*** Opening of Extracted material ***

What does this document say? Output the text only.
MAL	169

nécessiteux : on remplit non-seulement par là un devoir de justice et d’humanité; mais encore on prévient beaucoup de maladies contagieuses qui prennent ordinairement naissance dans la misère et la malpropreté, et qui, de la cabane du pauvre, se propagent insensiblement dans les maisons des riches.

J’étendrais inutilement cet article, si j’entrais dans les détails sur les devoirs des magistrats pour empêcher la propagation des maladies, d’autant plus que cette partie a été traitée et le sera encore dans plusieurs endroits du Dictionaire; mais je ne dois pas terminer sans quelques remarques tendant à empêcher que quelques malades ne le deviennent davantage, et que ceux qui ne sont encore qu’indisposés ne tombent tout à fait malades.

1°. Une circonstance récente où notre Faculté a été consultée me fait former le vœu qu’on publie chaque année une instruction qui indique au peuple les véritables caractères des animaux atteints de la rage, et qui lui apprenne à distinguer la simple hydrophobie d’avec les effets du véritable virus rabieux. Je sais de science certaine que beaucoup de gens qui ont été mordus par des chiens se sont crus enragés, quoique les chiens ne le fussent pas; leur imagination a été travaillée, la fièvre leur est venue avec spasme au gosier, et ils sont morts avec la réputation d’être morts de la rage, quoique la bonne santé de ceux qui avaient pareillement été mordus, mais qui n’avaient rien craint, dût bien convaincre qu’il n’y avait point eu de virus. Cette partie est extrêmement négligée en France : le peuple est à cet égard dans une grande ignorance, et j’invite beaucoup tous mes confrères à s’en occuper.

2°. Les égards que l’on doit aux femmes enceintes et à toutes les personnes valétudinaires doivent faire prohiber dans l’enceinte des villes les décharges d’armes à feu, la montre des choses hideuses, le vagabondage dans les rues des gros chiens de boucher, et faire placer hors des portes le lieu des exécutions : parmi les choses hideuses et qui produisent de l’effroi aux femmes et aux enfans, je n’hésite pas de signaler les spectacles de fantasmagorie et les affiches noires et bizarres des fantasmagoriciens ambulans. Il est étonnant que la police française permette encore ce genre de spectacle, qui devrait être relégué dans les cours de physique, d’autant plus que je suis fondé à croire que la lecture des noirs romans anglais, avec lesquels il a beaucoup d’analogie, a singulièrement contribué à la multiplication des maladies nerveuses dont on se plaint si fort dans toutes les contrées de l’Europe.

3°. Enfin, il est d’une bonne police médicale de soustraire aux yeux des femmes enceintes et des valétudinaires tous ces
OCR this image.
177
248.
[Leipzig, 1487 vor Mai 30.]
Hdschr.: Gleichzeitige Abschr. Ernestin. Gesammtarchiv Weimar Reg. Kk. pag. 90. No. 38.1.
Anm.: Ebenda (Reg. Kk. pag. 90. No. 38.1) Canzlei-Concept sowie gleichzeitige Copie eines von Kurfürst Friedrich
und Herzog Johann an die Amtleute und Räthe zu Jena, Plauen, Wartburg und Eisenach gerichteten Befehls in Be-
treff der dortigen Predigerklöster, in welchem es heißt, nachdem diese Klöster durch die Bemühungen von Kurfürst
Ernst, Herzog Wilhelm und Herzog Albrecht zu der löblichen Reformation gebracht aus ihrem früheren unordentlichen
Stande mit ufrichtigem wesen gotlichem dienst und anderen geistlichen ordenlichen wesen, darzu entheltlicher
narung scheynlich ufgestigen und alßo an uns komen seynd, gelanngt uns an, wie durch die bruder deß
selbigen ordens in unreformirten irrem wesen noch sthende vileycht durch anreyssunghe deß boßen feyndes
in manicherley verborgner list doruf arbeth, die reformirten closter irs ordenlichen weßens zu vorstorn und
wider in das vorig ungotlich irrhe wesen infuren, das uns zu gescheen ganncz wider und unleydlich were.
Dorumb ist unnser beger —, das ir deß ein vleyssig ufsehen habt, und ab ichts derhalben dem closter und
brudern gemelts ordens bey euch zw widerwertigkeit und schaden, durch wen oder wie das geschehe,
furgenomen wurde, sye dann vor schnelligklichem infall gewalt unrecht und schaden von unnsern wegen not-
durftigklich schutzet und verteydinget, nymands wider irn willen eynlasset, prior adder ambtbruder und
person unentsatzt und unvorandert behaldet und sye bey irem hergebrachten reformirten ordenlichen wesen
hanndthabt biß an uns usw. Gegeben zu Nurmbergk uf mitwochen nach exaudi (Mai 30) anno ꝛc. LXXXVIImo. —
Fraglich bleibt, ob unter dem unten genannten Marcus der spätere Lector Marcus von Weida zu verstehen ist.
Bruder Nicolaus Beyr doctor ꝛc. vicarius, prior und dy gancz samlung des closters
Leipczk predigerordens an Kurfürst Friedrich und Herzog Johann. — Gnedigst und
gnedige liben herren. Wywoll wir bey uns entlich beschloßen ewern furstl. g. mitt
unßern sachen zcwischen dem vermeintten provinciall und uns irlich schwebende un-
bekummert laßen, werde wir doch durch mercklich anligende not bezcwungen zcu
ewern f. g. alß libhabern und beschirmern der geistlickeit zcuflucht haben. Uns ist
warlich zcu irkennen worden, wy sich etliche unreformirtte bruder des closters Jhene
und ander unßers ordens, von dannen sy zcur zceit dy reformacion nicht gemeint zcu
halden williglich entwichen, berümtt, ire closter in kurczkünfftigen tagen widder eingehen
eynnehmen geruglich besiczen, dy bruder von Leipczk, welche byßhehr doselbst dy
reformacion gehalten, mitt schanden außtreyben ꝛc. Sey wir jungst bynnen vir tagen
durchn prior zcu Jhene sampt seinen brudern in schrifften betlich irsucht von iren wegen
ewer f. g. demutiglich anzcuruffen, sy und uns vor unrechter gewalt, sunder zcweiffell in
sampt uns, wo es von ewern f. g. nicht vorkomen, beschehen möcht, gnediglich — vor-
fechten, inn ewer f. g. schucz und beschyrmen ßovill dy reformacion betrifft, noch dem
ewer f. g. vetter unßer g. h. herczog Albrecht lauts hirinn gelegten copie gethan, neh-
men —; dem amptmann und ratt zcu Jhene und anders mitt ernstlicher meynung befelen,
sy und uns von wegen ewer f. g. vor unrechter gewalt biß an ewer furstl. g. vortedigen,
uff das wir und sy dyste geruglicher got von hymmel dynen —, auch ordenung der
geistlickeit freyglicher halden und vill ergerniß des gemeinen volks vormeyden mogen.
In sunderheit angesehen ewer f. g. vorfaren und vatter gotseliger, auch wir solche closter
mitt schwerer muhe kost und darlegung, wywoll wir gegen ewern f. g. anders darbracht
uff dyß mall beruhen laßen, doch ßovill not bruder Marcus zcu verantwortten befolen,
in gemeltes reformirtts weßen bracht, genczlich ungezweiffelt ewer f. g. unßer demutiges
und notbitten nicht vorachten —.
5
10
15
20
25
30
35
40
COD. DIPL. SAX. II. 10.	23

*** Close of Extracted material ***

Would you copy out every line in the records that includes the string "Albrecht"?

Ernst, Herzog Wilhelm und Herzog Albrecht zu der löblichen Reformation gebracht aus ihrem früheren unordentlichen
ewer f. g. vetter unßer g. h. herczog Albrecht lauts hirinn gelegten copie gethan, neh-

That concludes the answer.